- RECORDS TO USE
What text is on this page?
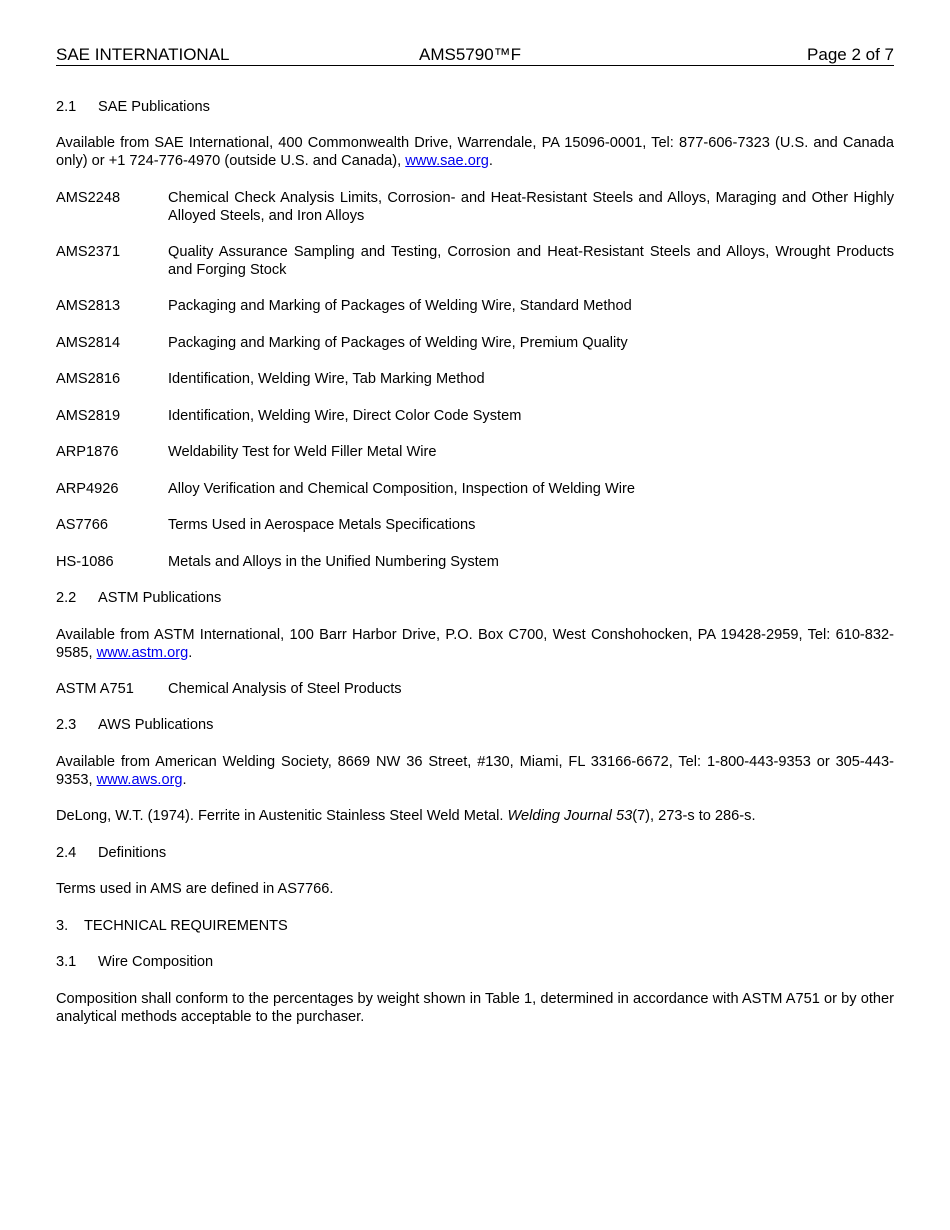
SAE INTERNATIONAL	AMS5790™F	Page 2 of 7
2.1 SAE Publications
Available from SAE International, 400 Commonwealth Drive, Warrendale, PA 15096-0001, Tel: 877-606-7323 (U.S. and Canada only) or +1 724-776-4970 (outside U.S. and Canada), www.sae.org.
AMS2248	Chemical Check Analysis Limits, Corrosion- and Heat-Resistant Steels and Alloys, Maraging and Other Highly Alloyed Steels, and Iron Alloys
AMS2371	Quality Assurance Sampling and Testing, Corrosion and Heat-Resistant Steels and Alloys, Wrought Products and Forging Stock
AMS2813	Packaging and Marking of Packages of Welding Wire, Standard Method
AMS2814	Packaging and Marking of Packages of Welding Wire, Premium Quality
AMS2816	Identification, Welding Wire, Tab Marking Method
AMS2819	Identification, Welding Wire, Direct Color Code System
ARP1876	Weldability Test for Weld Filler Metal Wire
ARP4926	Alloy Verification and Chemical Composition, Inspection of Welding Wire
AS7766	Terms Used in Aerospace Metals Specifications
HS-1086	Metals and Alloys in the Unified Numbering System
2.2 ASTM Publications
Available from ASTM International, 100 Barr Harbor Drive, P.O. Box C700, West Conshohocken, PA 19428-2959, Tel: 610-832-9585, www.astm.org.
ASTM A751 Chemical Analysis of Steel Products
2.3 AWS Publications
Available from American Welding Society, 8669 NW 36 Street, #130, Miami, FL 33166-6672, Tel: 1-800-443-9353 or 305-443-9353, www.aws.org.
DeLong, W.T. (1974). Ferrite in Austenitic Stainless Steel Weld Metal. Welding Journal 53(7), 273-s to 286-s.
2.4 Definitions
Terms used in AMS are defined in AS7766.
3. TECHNICAL REQUIREMENTS
3.1 Wire Composition
Composition shall conform to the percentages by weight shown in Table 1, determined in accordance with ASTM A751 or by other analytical methods acceptable to the purchaser.
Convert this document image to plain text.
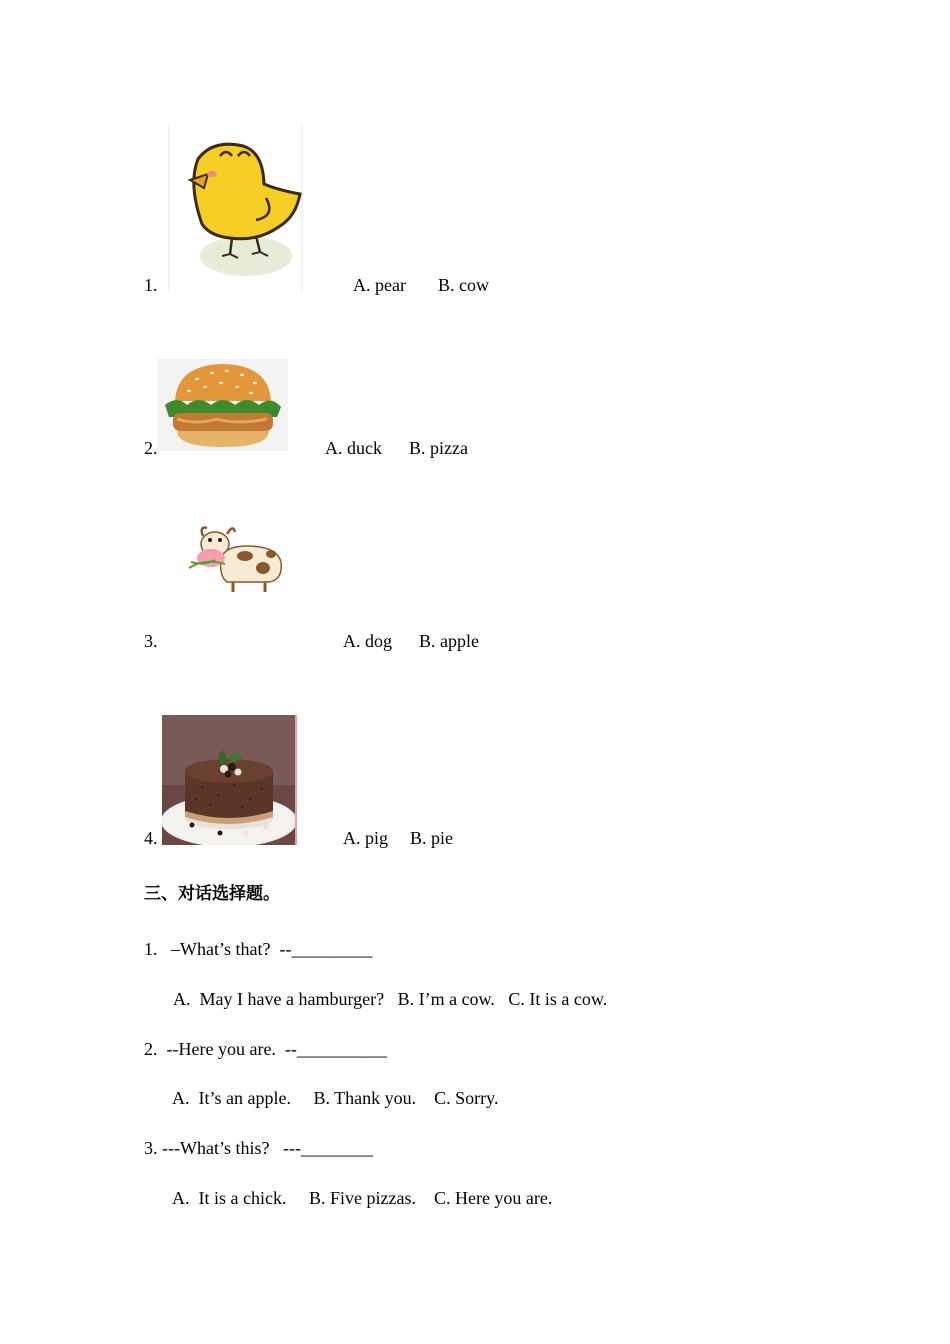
1.	A. pear B. cow
2.	A. duck B. pizza
3.	A. dog B. apple
4.	A. pig B. pie
三、对话选择题。
1.   –What’s that?  --_________
A.  May I have a hamburger?   B. I’m a cow.   C. It is a cow.
2.  --Here you are.  --__________
A.  It’s an apple.     B. Thank you.    C. Sorry.
3. ---What’s this?   ---________
A.  It is a chick.     B. Five pizzas.    C. Here you are.
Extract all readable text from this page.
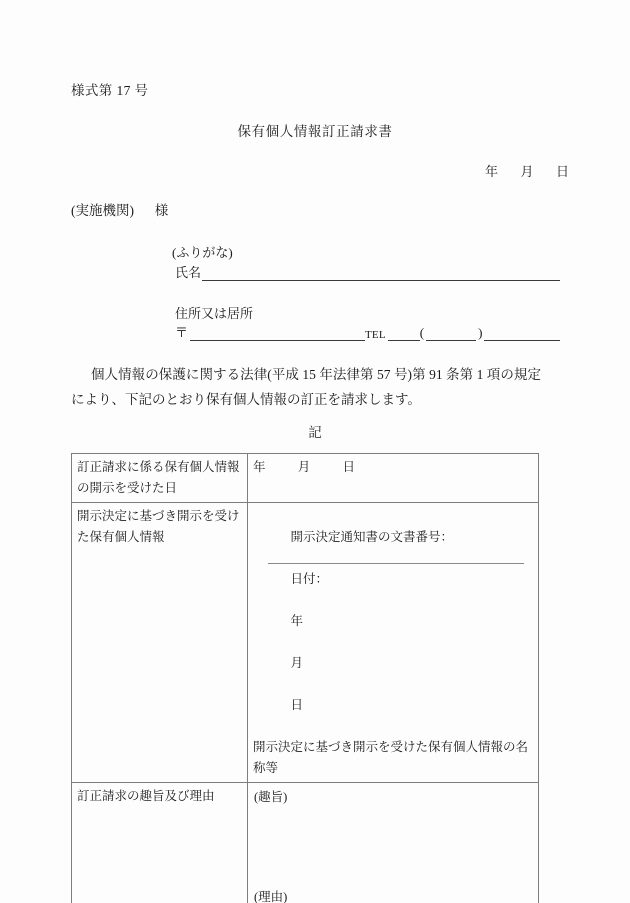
様式第 17 号
保有個人情報訂正請求書
年 月 日
(実施機関) 様
(ふりがな)
氏名
住所又は居所
〒	TEL	(	)
個人情報の保護に関する法律(平成 15 年法律第 57 号)第 91 条第 1 項の規定により、下記のとおり保有個人情報の訂正を請求します。
記
訂正請求に係る保有個人情報の開示を受けた日	年 月 日
開示決定に基づき開示を受けた保有個人情報	開示決定通知書の文書番号：

日付：

年

月

日

開示決定に基づき開示を受けた保有個人情報の名称等

訂正請求の趣旨及び理由	(趣旨)
(理由)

- DIRECTIONS FOR THIS TASK
Using the listing above, show each line holding the string "Products".

- TASK ANSWER
AMS2371	Quality Assurance Sampling and Testing, Corrosion and Heat-Resistant Steels and Alloys, Wrought Products and Forging Stock
ASTM A751 Chemical Analysis of Steel Products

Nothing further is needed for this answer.